[Exercise directions] Turn the lines between the one containing "tweet-text: الله يحييه" and the one containing "tweet-line: •هل اخبروهم بان الكيان", inclusive, into a numbered list, leaving out any blank lines.

== Given records

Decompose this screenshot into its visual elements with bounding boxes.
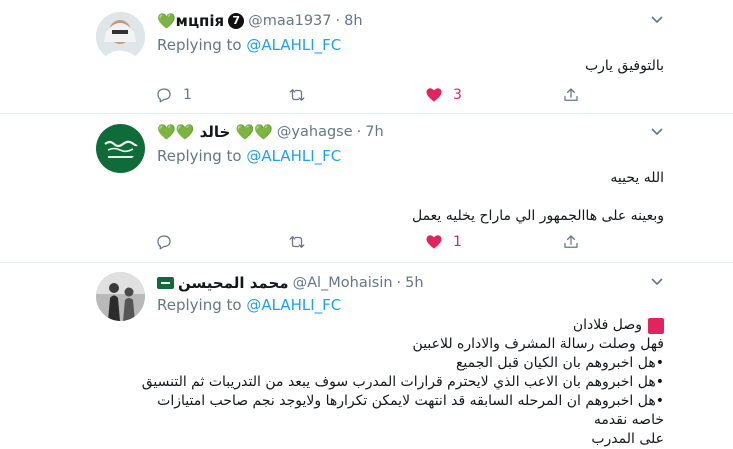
tweet-text: الله يحييه وبعينه على هاالجمهور الي مارا… (144, 169, 664, 226)
retweet-icon (289, 89, 305, 101)
replying-to-link[interactable]: @ALAHLI_FC (246, 147, 341, 165)
retweet-button[interactable] (288, 83, 316, 107)
replying-prefix: Replying to (157, 147, 247, 165)
replying-to: Replying to @ALAHLI_FC (157, 147, 341, 165)
tweet[interactable]: 💚мцпія 7 @maa1937 · 8h Replying to @ALAH… (0, 0, 733, 114)
separator: · (396, 275, 402, 291)
tweet-line: وصل فلادان (134, 316, 664, 335)
avatar-photo (96, 12, 145, 61)
author-row: محمد المحيسن @Al_Mohaisin · 5h (157, 273, 424, 293)
replying-to-link[interactable]: @ALAHLI_FC (246, 36, 341, 54)
tweet-line: •هل اخبروهم بان الكيان قبل الجميع (455, 355, 664, 371)
timestamp[interactable]: 7h (365, 124, 383, 140)
author-name[interactable]: محمد المحيسن (178, 274, 289, 292)
share-button[interactable] (562, 83, 580, 107)
tweet-text: وصل فلادان فهل وصلت رسالة المشرف والادار… (134, 316, 664, 449)
tweet-line: على المدرب (591, 431, 664, 447)
red-square-icon (648, 317, 664, 334)
reply-icon (157, 235, 171, 250)
share-icon (564, 235, 578, 248)
action-bar: 1 3 (155, 83, 595, 107)
action-bar: 1 (155, 230, 595, 254)
author-name[interactable]: 💚💚 خالد 💚💚 (157, 123, 273, 141)
retweet-button[interactable] (288, 230, 316, 254)
separator: · (335, 13, 341, 29)
author-handle[interactable]: @Al_Mohaisin (293, 275, 393, 291)
avatar[interactable] (96, 124, 145, 173)
author-handle[interactable]: @yahagse (277, 124, 353, 140)
flag-emoji-icon (157, 277, 174, 289)
tweet-line: •هل اخبروهم بان الاعب الذي لايحترم قرارا… (141, 374, 664, 390)
tweet[interactable]: محمد المحيسن @Al_Mohaisin · 5h Replying … (0, 263, 733, 447)
tweet-line: بالتوفيق يارب (584, 58, 664, 74)
reply-button[interactable]: 1 (155, 83, 192, 107)
retweet-icon (289, 236, 305, 248)
reply-button[interactable] (155, 230, 183, 254)
tweet-text: بالتوفيق يارب (144, 57, 664, 76)
reply-count: 1 (183, 87, 192, 103)
like-button[interactable]: 3 (425, 83, 462, 107)
like-count: 1 (453, 234, 462, 250)
separator: · (356, 124, 362, 140)
tweet[interactable]: 💚💚 خالد 💚💚 @yahagse · 7h Replying to @AL… (0, 114, 733, 263)
avatar-photo (96, 272, 145, 321)
flag-avatar (96, 124, 145, 173)
replying-to-link[interactable]: @ALAHLI_FC (246, 296, 341, 314)
reply-icon (157, 88, 171, 103)
tweet-line: الله يحييه (610, 170, 664, 186)
replying-to: Replying to @ALAHLI_FC (157, 296, 341, 314)
like-count: 3 (453, 87, 462, 103)
tweet-line (144, 188, 664, 207)
author-row: 💚💚 خالد 💚💚 @yahagse · 7h (157, 122, 384, 142)
heart-icon (426, 235, 442, 249)
author-handle[interactable]: @maa1937 (248, 13, 331, 29)
avatar[interactable] (96, 272, 145, 321)
replying-prefix: Replying to (157, 36, 247, 54)
badge-icon: 7 (228, 13, 245, 29)
avatar[interactable] (96, 12, 145, 61)
tweet-line: فهل وصلت رسالة المشرف والاداره للاعبين (412, 336, 664, 352)
like-button[interactable]: 1 (425, 230, 462, 254)
share-button[interactable] (562, 230, 580, 254)
author-row: 💚мцпія 7 @maa1937 · 8h (157, 11, 363, 31)
replying-to: Replying to @ALAHLI_FC (157, 36, 341, 54)
chevron-down-icon[interactable] (650, 277, 664, 287)
author-name[interactable]: 💚мцпія (157, 12, 224, 30)
timestamp[interactable]: 5h (405, 275, 423, 291)
heart-icon (426, 88, 442, 102)
replying-prefix: Replying to (157, 296, 247, 314)
chevron-down-icon[interactable] (650, 15, 664, 25)
tweet-line: وبعينه على هاالجمهور الي ماراح يخليه يعم… (411, 208, 664, 224)
timestamp[interactable]: 8h (344, 13, 362, 29)
chevron-down-icon[interactable] (650, 127, 664, 137)
share-icon (564, 88, 578, 101)
tweet-line: •هل اخبروهم ان المرحله السابقه قد انتهت … (157, 393, 664, 428)
tweet-line-text: وصل فلادان (572, 317, 642, 333)
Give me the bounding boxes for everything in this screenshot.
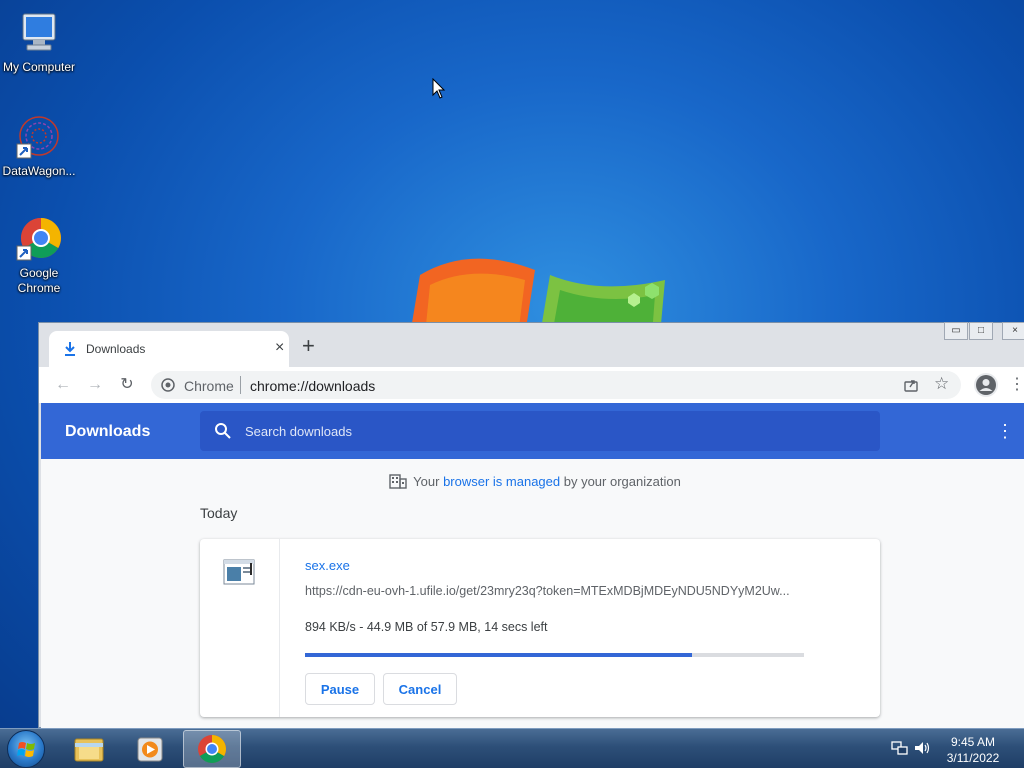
managed-link[interactable]: browser is managed [443,474,560,489]
bookmark-star-icon[interactable]: ☆ [934,374,949,394]
desktop-icon-label: My Computer [2,60,76,74]
desktop-icon-my-computer[interactable]: My Computer [0,10,78,75]
cancel-button[interactable]: Cancel [383,673,457,705]
media-player-icon [137,737,163,762]
building-icon [389,474,407,489]
close-window-button[interactable]: × [1002,322,1024,340]
network-icon[interactable] [890,739,908,757]
mouse-cursor-icon [432,78,446,99]
download-icon [65,342,75,356]
taskbar: 9:45 AM 3/11/2022 [0,728,1024,768]
profile-avatar[interactable] [974,373,998,397]
maximize-icon: □ [977,325,985,336]
download-item: sex.exe https://cdn-eu-ovh-1.ufile.io/ge… [200,539,880,717]
managed-text-prefix: Your [413,474,444,489]
maximize-button[interactable]: □ [969,322,993,340]
reload-icon[interactable]: ↻ [117,375,137,395]
omnibox-separator [240,376,241,394]
file-icon-column [200,539,280,717]
system-clock[interactable]: 9:45 AM 3/11/2022 [938,734,1008,766]
tab-downloads[interactable]: Downloads × [49,331,289,367]
chrome-icon [15,216,63,264]
file-icon [223,559,255,585]
search-icon [215,423,231,439]
managed-text-suffix: by your organization [560,474,681,489]
tab-title: Downloads [86,342,146,356]
desktop-icon-label: Google Chrome [17,266,61,295]
omnibox-scheme: Chrome [184,378,234,394]
chrome-menu-icon[interactable]: ⋮ [1009,375,1024,395]
close-icon: × [1012,325,1018,336]
forward-icon[interactable]: → [85,375,105,395]
clock-date: 3/11/2022 [946,751,1000,765]
clock-time: 9:45 AM [950,735,996,749]
chrome-window: Downloads × + ▭ □ × ← → ↻ Chrome chrome:… [38,322,1024,729]
file-source-url[interactable]: https://cdn-eu-ovh-1.ufile.io/get/23mry2… [305,584,805,598]
address-bar[interactable]: Chrome chrome://downloads ☆ [151,371,961,399]
chrome-icon [198,735,226,763]
share-icon[interactable] [903,377,919,393]
computer-icon [15,10,63,58]
more-actions-icon[interactable]: ⋮ [996,421,1014,441]
date-heading: Today [200,505,238,521]
back-icon[interactable]: ← [53,375,73,395]
datawagon-icon [15,114,63,162]
browser-toolbar: ← → ↻ Chrome chrome://downloads ☆ ⋮ [39,367,1024,403]
file-name-link[interactable]: sex.exe [305,558,350,573]
downloads-page: Downloads ⋮ Your browser is managed by y… [41,403,1024,729]
downloads-header: Downloads ⋮ [41,403,1024,459]
omnibox-url[interactable]: chrome://downloads [250,378,375,394]
taskbar-chrome[interactable] [183,730,241,768]
search-box[interactable] [200,411,880,451]
search-input[interactable] [245,421,845,441]
taskbar-media-player[interactable] [121,730,179,768]
tab-close-icon[interactable]: × [275,340,284,356]
chrome-site-icon [161,378,175,392]
profile-icon [976,375,996,395]
minimize-button[interactable]: ▭ [944,322,968,340]
minimize-icon: ▭ [951,325,961,336]
tab-strip: Downloads × + ▭ □ × [39,322,1024,367]
start-button[interactable] [7,730,45,768]
pause-button[interactable]: Pause [305,673,375,705]
windows-start-icon [17,742,35,757]
managed-notice: Your browser is managed by your organiza… [41,473,1024,489]
desktop-icon-label: DataWagon... [2,164,76,178]
folder-icon [74,738,104,762]
download-status: 894 KB/s - 44.9 MB of 57.9 MB, 14 secs l… [305,620,548,634]
taskbar-explorer[interactable] [60,730,118,768]
desktop-icon-datawagon[interactable]: DataWagon... [0,114,78,179]
page-title: Downloads [65,423,151,440]
download-progress-bar [305,653,804,657]
download-progress-fill [305,653,692,657]
new-tab-button[interactable]: + [302,335,315,357]
volume-icon[interactable] [913,739,931,757]
desktop-icon-google-chrome[interactable]: Google Chrome [0,216,78,296]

====

[Output]
1. tweet-text: الله يحييه وبعينه على هاالجمهور الي مارا… (144, 169, 664, 226)
2. retweet-icon (289, 89, 305, 101)
3. replying-to-link[interactable]: @ALAHLI_FC (246, 147, 341, 165)
4. retweet-button[interactable] (288, 83, 316, 107)
5. replying-prefix: Replying to (157, 147, 247, 165)
6. replying-to: Replying to @ALAHLI_FC (157, 147, 341, 165)
7. tweet[interactable]: 💚мцпія 7 @maa1937 · 8h Replying to @ALAH… (0, 0, 733, 114)
8. separator: · (396, 275, 402, 291)
9. tweet-line: وصل فلادان (134, 316, 664, 335)
10. avatar-photo (96, 12, 145, 61)
11. author-row: محمد المحيسن @Al_Mohaisin · 5h (157, 273, 424, 293)
12. replying-to-link[interactable]: @ALAHLI_FC (246, 36, 341, 54)
13. tweet-line: •هل اخبروهم بان الكيان قبل الجميع (455, 355, 664, 371)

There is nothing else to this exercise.